▶ EXERCISE MATERIAL:
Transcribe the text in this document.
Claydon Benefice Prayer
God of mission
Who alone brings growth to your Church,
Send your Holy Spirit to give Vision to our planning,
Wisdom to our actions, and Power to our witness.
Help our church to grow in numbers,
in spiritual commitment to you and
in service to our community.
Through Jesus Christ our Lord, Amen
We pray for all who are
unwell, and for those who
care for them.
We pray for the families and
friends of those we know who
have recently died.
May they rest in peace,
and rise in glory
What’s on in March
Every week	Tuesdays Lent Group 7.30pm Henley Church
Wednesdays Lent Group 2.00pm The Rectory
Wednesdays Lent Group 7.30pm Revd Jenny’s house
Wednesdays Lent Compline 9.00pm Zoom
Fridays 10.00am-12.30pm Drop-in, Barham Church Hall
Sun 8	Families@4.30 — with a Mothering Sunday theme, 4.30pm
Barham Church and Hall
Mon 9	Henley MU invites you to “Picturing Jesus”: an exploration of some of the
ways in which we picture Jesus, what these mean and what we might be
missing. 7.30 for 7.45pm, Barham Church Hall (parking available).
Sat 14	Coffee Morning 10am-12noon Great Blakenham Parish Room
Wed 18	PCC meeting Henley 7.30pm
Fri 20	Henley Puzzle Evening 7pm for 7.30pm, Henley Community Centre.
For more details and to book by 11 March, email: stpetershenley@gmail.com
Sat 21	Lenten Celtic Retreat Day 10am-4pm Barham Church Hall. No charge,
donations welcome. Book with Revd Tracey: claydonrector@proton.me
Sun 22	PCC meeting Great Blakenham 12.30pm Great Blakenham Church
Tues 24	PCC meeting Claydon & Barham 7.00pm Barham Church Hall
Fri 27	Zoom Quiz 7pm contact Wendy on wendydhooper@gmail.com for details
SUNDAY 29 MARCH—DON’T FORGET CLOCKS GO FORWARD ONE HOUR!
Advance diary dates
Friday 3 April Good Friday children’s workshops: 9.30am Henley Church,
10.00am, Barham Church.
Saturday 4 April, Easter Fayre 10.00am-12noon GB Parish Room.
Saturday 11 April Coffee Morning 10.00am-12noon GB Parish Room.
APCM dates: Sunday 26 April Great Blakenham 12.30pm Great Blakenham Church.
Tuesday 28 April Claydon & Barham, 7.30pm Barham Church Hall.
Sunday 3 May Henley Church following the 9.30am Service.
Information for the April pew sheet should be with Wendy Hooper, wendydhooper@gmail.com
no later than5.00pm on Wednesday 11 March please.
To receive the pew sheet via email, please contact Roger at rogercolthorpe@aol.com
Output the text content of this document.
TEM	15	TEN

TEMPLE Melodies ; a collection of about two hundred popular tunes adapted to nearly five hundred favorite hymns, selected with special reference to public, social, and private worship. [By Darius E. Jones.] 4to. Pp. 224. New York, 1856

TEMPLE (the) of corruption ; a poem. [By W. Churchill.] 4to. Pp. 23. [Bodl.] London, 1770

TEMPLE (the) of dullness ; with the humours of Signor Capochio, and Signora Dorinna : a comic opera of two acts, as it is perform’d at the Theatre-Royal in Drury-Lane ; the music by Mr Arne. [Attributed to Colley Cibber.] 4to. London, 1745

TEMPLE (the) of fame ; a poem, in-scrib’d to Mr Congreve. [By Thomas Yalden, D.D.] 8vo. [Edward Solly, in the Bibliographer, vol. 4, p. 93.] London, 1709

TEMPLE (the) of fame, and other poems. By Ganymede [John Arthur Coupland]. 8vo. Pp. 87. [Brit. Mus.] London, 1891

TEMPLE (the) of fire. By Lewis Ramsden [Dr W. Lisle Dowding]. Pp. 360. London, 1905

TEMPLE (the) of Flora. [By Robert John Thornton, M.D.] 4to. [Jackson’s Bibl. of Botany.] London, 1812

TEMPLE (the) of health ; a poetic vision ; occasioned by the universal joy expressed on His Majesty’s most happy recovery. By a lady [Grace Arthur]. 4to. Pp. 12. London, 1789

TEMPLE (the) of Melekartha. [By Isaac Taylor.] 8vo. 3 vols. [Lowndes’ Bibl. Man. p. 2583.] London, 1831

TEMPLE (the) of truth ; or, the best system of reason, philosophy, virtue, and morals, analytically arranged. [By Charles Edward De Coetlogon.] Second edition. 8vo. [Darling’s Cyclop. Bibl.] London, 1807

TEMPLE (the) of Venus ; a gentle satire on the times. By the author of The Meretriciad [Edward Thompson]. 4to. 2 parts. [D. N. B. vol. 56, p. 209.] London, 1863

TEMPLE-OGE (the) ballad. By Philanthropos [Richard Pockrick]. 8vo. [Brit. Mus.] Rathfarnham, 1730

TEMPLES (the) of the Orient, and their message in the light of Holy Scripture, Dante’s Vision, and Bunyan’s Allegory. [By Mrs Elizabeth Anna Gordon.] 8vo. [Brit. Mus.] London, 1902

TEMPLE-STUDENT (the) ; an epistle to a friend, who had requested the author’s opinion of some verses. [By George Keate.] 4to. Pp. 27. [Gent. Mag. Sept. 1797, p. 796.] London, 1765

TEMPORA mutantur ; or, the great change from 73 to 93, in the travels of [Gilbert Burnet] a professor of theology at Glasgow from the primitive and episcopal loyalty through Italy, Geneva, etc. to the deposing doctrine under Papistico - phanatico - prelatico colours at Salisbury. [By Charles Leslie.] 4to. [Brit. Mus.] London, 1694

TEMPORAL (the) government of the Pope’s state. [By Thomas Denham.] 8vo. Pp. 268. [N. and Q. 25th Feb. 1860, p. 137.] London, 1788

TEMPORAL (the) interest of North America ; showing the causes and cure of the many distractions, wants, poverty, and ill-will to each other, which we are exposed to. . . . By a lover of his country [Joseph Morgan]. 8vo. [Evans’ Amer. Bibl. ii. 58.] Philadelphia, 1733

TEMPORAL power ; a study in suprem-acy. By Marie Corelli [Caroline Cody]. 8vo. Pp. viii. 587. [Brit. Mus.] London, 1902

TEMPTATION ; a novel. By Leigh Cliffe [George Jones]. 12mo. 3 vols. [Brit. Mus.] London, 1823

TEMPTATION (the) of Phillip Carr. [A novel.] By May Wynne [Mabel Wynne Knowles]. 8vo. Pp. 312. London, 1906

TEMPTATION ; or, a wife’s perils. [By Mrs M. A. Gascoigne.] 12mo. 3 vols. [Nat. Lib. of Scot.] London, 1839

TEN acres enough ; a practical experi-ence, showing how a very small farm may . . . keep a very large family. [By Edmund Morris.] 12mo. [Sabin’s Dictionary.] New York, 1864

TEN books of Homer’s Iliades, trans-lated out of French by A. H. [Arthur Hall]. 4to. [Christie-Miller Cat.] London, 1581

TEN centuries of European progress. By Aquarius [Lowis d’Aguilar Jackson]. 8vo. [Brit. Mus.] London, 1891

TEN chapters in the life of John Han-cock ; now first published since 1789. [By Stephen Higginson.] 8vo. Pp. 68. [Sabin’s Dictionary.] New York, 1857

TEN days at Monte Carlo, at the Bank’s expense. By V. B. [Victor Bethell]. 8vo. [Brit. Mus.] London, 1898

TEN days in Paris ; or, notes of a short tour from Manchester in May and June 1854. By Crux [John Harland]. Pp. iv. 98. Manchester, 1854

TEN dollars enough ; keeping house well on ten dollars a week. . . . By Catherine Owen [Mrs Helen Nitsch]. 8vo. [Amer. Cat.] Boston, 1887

▶ WORK TO COMPLETE:
Copy all the records above exactly, missing none.

▶ EXPECTED OUTPUT:
Transcribe the text in this document.
Claydon Benefice Prayer
God of mission
Who alone brings growth to your Church,
Send your Holy Spirit to give Vision to our planning,
Wisdom to our actions, and Power to our witness.
Help our church to grow in numbers,
in spiritual commitment to you and
in service to our community.
Through Jesus Christ our Lord, Amen
We pray for all who are
unwell, and for those who
care for them.
We pray for the families and
friends of those we know who
have recently died.
May they rest in peace,
and rise in glory
What’s on in March
Every week	Tuesdays Lent Group 7.30pm Henley Church
Wednesdays Lent Group 2.00pm The Rectory
Wednesdays Lent Group 7.30pm Revd Jenny’s house
Wednesdays Lent Compline 9.00pm Zoom
Fridays 10.00am-12.30pm Drop-in, Barham Church Hall
Sun 8	Families@4.30 — with a Mothering Sunday theme, 4.30pm
Barham Church and Hall
Mon 9	Henley MU invites you to “Picturing Jesus”: an exploration of some of the
ways in which we picture Jesus, what these mean and what we might be
missing. 7.30 for 7.45pm, Barham Church Hall (parking available).
Sat 14	Coffee Morning 10am-12noon Great Blakenham Parish Room
Wed 18	PCC meeting Henley 7.30pm
Fri 20	Henley Puzzle Evening 7pm for 7.30pm, Henley Community Centre.
For more details and to book by 11 March, email: stpetershenley@gmail.com
Sat 21	Lenten Celtic Retreat Day 10am-4pm Barham Church Hall. No charge,
donations welcome. Book with Revd Tracey: claydonrector@proton.me
Sun 22	PCC meeting Great Blakenham 12.30pm Great Blakenham Church
Tues 24	PCC meeting Claydon & Barham 7.00pm Barham Church Hall
Fri 27	Zoom Quiz 7pm contact Wendy on wendydhooper@gmail.com for details
SUNDAY 29 MARCH—DON’T FORGET CLOCKS GO FORWARD ONE HOUR!
Advance diary dates
Friday 3 April Good Friday children’s workshops: 9.30am Henley Church,
10.00am, Barham Church.
Saturday 4 April, Easter Fayre 10.00am-12noon GB Parish Room.
Saturday 11 April Coffee Morning 10.00am-12noon GB Parish Room.
APCM dates: Sunday 26 April Great Blakenham 12.30pm Great Blakenham Church.
Tuesday 28 April Claydon & Barham, 7.30pm Barham Church Hall.
Sunday 3 May Henley Church following the 9.30am Service.
Information for the April pew sheet should be with Wendy Hooper, wendydhooper@gmail.com
no later than5.00pm on Wednesday 11 March please.
To receive the pew sheet via email, please contact Roger at rogercolthorpe@aol.com
Output the text content of this document.
TEM	15	TEN

TEMPLE Melodies ; a collection of about two hundred popular tunes adapted to nearly five hundred favorite hymns, selected with special reference to public, social, and private worship. [By Darius E. Jones.] 4to. Pp. 224. New York, 1856

TEMPLE (the) of corruption ; a poem. [By W. Churchill.] 4to. Pp. 23. [Bodl.] London, 1770

TEMPLE (the) of dullness ; with the humours of Signor Capochio, and Signora Dorinna : a comic opera of two acts, as it is perform’d at the Theatre-Royal in Drury-Lane ; the music by Mr Arne. [Attributed to Colley Cibber.] 4to. London, 1745

TEMPLE (the) of fame ; a poem, in-scrib’d to Mr Congreve. [By Thomas Yalden, D.D.] 8vo. [Edward Solly, in the Bibliographer, vol. 4, p. 93.] London, 1709

TEMPLE (the) of fame, and other poems. By Ganymede [John Arthur Coupland]. 8vo. Pp. 87. [Brit. Mus.] London, 1891

TEMPLE (the) of fire. By Lewis Ramsden [Dr W. Lisle Dowding]. Pp. 360. London, 1905

TEMPLE (the) of Flora. [By Robert John Thornton, M.D.] 4to. [Jackson’s Bibl. of Botany.] London, 1812

TEMPLE (the) of health ; a poetic vision ; occasioned by the universal joy expressed on His Majesty’s most happy recovery. By a lady [Grace Arthur]. 4to. Pp. 12. London, 1789

TEMPLE (the) of Melekartha. [By Isaac Taylor.] 8vo. 3 vols. [Lowndes’ Bibl. Man. p. 2583.] London, 1831

TEMPLE (the) of truth ; or, the best system of reason, philosophy, virtue, and morals, analytically arranged. [By Charles Edward De Coetlogon.] Second edition. 8vo. [Darling’s Cyclop. Bibl.] London, 1807

TEMPLE (the) of Venus ; a gentle satire on the times. By the author of The Meretriciad [Edward Thompson]. 4to. 2 parts. [D. N. B. vol. 56, p. 209.] London, 1863

TEMPLE-OGE (the) ballad. By Philanthropos [Richard Pockrick]. 8vo. [Brit. Mus.] Rathfarnham, 1730

TEMPLES (the) of the Orient, and their message in the light of Holy Scripture, Dante’s Vision, and Bunyan’s Allegory. [By Mrs Elizabeth Anna Gordon.] 8vo. [Brit. Mus.] London, 1902

TEMPLE-STUDENT (the) ; an epistle to a friend, who had requested the author’s opinion of some verses. [By George Keate.] 4to. Pp. 27. [Gent. Mag. Sept. 1797, p. 796.] London, 1765

TEMPORA mutantur ; or, the great change from 73 to 93, in the travels of [Gilbert Burnet] a professor of theology at Glasgow from the primitive and episcopal loyalty through Italy, Geneva, etc. to the deposing doctrine under Papistico - phanatico - prelatico colours at Salisbury. [By Charles Leslie.] 4to. [Brit. Mus.] London, 1694

TEMPORAL (the) government of the Pope’s state. [By Thomas Denham.] 8vo. Pp. 268. [N. and Q. 25th Feb. 1860, p. 137.] London, 1788

TEMPORAL (the) interest of North America ; showing the causes and cure of the many distractions, wants, poverty, and ill-will to each other, which we are exposed to. . . . By a lover of his country [Joseph Morgan]. 8vo. [Evans’ Amer. Bibl. ii. 58.] Philadelphia, 1733

TEMPORAL power ; a study in suprem-acy. By Marie Corelli [Caroline Cody]. 8vo. Pp. viii. 587. [Brit. Mus.] London, 1902

TEMPTATION ; a novel. By Leigh Cliffe [George Jones]. 12mo. 3 vols. [Brit. Mus.] London, 1823

TEMPTATION (the) of Phillip Carr. [A novel.] By May Wynne [Mabel Wynne Knowles]. 8vo. Pp. 312. London, 1906

TEMPTATION ; or, a wife’s perils. [By Mrs M. A. Gascoigne.] 12mo. 3 vols. [Nat. Lib. of Scot.] London, 1839

TEN acres enough ; a practical experi-ence, showing how a very small farm may . . . keep a very large family. [By Edmund Morris.] 12mo. [Sabin’s Dictionary.] New York, 1864

TEN books of Homer’s Iliades, trans-lated out of French by A. H. [Arthur Hall]. 4to. [Christie-Miller Cat.] London, 1581

TEN centuries of European progress. By Aquarius [Lowis d’Aguilar Jackson]. 8vo. [Brit. Mus.] London, 1891

TEN chapters in the life of John Han-cock ; now first published since 1789. [By Stephen Higginson.] 8vo. Pp. 68. [Sabin’s Dictionary.] New York, 1857

TEN days at Monte Carlo, at the Bank’s expense. By V. B. [Victor Bethell]. 8vo. [Brit. Mus.] London, 1898

TEN days in Paris ; or, notes of a short tour from Manchester in May and June 1854. By Crux [John Harland]. Pp. iv. 98. Manchester, 1854

TEN dollars enough ; keeping house well on ten dollars a week. . . . By Catherine Owen [Mrs Helen Nitsch]. 8vo. [Amer. Cat.] Boston, 1887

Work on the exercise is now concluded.